■ Work instructions
Where the data below has the string "folhas", return the whole line.

■ Exercise material

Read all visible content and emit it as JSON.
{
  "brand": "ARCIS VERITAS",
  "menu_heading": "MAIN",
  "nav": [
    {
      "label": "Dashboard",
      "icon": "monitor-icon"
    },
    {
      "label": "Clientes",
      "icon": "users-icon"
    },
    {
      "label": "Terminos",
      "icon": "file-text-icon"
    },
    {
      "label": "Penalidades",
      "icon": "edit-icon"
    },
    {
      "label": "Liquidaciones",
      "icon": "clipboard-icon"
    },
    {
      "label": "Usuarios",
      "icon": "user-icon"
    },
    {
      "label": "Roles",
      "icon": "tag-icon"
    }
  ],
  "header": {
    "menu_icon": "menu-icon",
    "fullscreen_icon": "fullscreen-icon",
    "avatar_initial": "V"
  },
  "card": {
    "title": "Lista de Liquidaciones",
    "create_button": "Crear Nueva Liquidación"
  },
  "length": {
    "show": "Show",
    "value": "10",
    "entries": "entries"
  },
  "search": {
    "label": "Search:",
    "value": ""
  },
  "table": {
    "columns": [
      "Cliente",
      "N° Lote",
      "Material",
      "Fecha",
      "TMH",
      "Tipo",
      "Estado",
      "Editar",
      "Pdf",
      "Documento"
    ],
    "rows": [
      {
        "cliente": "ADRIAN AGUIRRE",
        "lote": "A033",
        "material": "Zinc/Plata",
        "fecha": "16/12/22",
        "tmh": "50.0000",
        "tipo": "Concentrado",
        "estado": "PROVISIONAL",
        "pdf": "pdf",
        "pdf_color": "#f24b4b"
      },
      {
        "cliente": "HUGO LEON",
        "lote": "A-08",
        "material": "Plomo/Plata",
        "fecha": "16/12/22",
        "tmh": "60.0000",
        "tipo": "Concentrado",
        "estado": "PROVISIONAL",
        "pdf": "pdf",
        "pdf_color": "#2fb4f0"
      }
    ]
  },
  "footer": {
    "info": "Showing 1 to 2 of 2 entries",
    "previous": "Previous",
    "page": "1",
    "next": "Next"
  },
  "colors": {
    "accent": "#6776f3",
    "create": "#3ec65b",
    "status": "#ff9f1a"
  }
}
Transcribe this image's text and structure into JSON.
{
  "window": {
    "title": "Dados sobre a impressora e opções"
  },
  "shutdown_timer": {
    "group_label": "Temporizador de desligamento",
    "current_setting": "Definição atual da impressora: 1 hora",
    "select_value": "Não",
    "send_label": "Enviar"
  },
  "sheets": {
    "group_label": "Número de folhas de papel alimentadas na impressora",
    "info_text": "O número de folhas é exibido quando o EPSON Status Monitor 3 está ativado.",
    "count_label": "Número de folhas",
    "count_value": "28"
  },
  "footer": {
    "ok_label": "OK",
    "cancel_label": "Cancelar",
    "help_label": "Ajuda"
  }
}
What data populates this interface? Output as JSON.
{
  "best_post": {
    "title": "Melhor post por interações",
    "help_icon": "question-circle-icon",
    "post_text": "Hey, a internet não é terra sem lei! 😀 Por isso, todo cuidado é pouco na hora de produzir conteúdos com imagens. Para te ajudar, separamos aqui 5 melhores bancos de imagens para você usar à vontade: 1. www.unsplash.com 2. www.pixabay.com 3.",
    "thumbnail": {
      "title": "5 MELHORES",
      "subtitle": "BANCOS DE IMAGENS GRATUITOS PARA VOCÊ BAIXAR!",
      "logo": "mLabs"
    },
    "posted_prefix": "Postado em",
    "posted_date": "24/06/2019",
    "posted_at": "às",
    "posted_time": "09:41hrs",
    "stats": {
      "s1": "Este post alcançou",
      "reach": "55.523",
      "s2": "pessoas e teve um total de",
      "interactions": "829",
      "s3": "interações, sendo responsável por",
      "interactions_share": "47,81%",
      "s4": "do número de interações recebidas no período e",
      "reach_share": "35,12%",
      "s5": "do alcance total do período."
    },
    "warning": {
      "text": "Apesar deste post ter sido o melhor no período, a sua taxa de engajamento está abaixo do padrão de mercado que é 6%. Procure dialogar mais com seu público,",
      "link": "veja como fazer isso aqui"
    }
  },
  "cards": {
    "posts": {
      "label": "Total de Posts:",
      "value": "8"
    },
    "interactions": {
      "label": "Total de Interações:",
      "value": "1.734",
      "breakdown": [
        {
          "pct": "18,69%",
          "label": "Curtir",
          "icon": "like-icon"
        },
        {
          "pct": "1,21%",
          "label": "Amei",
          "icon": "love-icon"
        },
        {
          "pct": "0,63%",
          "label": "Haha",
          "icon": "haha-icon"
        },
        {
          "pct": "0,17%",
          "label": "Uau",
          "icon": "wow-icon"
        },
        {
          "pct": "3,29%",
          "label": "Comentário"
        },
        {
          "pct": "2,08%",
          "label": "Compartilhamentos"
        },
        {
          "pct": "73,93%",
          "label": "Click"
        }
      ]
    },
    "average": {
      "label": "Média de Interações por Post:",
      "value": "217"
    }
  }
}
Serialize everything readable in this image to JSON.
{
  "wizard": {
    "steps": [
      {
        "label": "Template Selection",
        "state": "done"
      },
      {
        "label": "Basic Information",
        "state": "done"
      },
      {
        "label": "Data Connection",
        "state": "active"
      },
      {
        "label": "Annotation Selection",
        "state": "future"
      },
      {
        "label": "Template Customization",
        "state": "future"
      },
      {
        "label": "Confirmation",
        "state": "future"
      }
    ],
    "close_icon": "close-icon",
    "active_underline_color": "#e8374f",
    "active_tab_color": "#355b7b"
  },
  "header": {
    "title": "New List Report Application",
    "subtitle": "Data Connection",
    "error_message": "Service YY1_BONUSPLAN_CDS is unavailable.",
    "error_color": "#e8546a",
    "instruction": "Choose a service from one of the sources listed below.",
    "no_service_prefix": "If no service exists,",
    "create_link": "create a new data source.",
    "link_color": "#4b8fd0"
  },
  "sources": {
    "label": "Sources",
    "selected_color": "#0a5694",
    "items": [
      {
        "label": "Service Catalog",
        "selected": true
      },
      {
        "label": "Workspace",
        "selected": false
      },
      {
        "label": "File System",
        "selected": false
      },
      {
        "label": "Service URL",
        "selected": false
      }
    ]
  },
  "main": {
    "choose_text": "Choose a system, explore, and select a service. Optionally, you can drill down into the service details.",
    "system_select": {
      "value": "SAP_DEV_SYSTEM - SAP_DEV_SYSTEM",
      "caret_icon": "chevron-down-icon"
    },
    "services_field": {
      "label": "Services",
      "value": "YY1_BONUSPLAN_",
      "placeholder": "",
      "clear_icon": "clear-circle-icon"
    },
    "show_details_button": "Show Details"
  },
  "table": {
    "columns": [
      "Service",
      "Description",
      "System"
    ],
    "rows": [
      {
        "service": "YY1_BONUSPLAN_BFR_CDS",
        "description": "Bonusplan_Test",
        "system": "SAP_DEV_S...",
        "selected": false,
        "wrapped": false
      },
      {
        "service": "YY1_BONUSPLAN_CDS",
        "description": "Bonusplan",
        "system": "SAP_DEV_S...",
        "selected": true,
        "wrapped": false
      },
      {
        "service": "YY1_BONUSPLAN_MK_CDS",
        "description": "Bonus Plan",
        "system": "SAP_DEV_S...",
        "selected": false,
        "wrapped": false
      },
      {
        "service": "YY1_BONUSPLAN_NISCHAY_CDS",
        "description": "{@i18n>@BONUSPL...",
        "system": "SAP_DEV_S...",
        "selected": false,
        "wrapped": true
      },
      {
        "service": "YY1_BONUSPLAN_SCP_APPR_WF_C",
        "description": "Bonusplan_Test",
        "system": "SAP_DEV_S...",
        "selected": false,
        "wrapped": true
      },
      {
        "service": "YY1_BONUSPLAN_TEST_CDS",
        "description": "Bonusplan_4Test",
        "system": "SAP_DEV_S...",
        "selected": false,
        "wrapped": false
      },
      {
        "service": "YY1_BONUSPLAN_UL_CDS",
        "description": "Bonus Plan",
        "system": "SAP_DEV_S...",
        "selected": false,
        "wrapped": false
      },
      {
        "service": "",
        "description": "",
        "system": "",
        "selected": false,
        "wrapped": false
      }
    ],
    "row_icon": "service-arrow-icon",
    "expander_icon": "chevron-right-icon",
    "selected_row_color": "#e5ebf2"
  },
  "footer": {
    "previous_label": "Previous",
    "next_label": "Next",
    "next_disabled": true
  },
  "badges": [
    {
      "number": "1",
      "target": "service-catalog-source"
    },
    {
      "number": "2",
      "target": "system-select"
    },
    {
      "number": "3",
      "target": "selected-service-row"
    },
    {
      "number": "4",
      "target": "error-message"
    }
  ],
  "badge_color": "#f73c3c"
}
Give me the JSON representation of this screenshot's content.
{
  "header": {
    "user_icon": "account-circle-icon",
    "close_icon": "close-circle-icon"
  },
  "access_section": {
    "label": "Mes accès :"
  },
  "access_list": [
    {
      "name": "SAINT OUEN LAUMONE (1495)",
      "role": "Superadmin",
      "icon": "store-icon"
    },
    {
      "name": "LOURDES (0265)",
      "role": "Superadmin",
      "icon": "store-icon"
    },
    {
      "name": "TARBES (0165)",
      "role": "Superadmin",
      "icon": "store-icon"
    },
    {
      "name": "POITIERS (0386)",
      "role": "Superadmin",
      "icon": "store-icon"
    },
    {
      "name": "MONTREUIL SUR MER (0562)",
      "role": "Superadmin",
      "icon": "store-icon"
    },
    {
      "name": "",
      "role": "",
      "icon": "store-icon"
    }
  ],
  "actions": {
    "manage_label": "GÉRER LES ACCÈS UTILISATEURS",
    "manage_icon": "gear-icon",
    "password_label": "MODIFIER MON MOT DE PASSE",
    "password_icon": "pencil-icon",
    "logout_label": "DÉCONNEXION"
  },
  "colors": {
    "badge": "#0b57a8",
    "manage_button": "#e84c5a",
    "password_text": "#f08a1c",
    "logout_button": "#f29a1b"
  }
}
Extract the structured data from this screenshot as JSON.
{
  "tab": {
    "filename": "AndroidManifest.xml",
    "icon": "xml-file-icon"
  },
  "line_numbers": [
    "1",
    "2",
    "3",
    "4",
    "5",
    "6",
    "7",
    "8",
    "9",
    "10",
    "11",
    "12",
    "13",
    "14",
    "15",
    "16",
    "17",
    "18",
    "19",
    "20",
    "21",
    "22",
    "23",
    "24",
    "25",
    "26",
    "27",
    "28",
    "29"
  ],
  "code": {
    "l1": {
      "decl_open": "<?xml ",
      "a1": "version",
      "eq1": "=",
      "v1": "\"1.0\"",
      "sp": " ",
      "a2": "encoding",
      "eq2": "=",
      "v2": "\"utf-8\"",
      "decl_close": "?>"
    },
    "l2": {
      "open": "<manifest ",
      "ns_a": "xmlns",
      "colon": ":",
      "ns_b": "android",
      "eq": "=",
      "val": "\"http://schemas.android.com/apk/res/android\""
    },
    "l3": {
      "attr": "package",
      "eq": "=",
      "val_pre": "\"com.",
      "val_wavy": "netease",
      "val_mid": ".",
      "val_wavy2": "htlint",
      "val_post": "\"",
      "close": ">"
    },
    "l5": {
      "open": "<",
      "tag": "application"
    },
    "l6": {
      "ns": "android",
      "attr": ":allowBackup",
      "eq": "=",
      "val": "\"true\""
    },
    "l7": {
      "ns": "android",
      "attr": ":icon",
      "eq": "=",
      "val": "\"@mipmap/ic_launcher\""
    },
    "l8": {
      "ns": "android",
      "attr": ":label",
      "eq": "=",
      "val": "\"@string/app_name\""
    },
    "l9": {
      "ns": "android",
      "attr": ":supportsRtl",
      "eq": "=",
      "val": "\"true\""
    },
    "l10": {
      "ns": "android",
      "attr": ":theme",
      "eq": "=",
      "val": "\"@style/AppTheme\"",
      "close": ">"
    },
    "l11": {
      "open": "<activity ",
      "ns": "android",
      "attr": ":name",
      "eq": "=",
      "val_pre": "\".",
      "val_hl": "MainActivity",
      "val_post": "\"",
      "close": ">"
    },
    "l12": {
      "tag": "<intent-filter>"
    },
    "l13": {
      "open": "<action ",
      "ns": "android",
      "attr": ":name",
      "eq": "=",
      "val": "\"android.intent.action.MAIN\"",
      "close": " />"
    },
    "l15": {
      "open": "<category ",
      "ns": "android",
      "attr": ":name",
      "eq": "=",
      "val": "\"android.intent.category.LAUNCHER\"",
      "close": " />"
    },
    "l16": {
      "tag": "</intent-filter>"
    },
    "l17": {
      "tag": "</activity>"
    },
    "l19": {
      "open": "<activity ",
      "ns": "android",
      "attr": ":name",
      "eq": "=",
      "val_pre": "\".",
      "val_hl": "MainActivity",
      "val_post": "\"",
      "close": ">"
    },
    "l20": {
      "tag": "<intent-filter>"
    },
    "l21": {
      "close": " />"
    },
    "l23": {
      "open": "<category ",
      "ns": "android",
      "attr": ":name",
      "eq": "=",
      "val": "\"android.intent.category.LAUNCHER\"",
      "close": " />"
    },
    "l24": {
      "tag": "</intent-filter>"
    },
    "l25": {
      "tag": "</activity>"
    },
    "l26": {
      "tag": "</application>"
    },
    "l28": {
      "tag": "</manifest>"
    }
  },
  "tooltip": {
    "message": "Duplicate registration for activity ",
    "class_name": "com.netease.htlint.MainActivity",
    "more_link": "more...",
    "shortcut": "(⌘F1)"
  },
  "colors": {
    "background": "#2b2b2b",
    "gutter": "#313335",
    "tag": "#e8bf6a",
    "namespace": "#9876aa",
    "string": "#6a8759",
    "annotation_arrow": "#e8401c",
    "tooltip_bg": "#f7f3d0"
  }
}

■ Response to the exercise
    "group_label": "Número de folhas de papel alimentadas na impressora",
    "info_text": "O número de folhas é exibido quando o EPSON Status Monitor 3 está ativado.",
    "count_label": "Número de folhas",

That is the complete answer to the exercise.